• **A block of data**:

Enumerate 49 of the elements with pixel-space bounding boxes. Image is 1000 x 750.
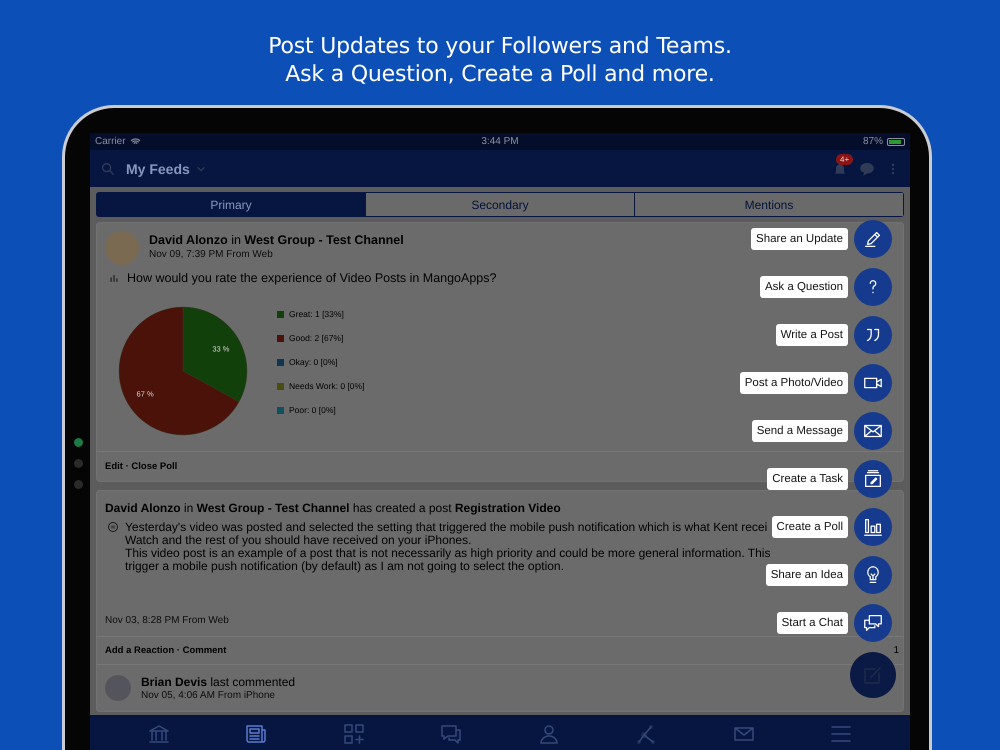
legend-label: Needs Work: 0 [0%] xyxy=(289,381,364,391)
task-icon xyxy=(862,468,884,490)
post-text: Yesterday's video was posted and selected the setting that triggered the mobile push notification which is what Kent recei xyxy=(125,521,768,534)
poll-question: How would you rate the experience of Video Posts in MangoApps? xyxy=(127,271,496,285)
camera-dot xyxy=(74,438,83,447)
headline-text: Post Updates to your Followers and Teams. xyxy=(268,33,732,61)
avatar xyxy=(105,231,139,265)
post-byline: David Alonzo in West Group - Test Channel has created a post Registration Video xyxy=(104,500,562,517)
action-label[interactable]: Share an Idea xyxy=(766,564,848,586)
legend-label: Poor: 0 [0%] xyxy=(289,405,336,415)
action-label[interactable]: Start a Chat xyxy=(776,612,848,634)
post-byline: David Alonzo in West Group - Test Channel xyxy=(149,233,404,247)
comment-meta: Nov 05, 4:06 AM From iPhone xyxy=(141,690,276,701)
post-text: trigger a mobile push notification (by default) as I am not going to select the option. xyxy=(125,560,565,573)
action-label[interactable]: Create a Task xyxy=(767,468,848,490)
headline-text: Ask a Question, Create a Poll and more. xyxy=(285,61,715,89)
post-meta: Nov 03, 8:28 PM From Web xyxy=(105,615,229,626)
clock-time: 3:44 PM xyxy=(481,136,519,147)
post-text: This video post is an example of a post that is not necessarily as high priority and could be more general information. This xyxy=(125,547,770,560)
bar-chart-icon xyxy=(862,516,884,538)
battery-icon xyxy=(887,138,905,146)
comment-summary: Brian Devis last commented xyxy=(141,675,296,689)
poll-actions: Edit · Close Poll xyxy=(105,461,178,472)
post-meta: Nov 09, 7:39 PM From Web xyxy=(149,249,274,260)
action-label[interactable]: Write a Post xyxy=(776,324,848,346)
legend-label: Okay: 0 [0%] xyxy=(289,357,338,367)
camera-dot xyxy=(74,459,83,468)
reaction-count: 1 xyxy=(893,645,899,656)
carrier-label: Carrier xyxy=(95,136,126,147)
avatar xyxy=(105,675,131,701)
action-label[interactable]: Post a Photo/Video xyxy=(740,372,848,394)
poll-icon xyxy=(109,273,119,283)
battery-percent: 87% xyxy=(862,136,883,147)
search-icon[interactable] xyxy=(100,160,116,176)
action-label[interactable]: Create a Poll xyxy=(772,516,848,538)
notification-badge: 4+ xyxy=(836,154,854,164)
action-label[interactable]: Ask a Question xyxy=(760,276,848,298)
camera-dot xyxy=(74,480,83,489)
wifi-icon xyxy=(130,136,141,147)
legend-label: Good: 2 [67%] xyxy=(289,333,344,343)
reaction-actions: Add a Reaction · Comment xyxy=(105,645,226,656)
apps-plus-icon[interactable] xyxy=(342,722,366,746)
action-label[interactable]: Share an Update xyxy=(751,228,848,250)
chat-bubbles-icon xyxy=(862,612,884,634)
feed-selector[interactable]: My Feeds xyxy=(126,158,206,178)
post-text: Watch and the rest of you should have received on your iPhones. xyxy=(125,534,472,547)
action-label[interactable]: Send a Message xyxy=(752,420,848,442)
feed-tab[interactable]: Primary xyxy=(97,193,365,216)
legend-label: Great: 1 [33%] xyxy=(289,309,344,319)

• **What you should do**: Quote the lines starting at the one containing "legend-label: Needs Work: 0" and ending at the one containing "avatar xyxy=(105,231,139,265)", both included.

• **Answer to the problem**:
legend-label: Needs Work: 0 [0%] xyxy=(289,381,364,391)
task-icon xyxy=(862,468,884,490)
post-text: Yesterday's video was posted and selected the setting that triggered the mobile push notification which is what Kent recei xyxy=(125,521,768,534)
poll-question: How would you rate the experience of Video Posts in MangoApps? xyxy=(127,271,496,285)
camera-dot xyxy=(74,438,83,447)
headline-text: Post Updates to your Followers and Teams. xyxy=(268,33,732,61)
avatar xyxy=(105,231,139,265)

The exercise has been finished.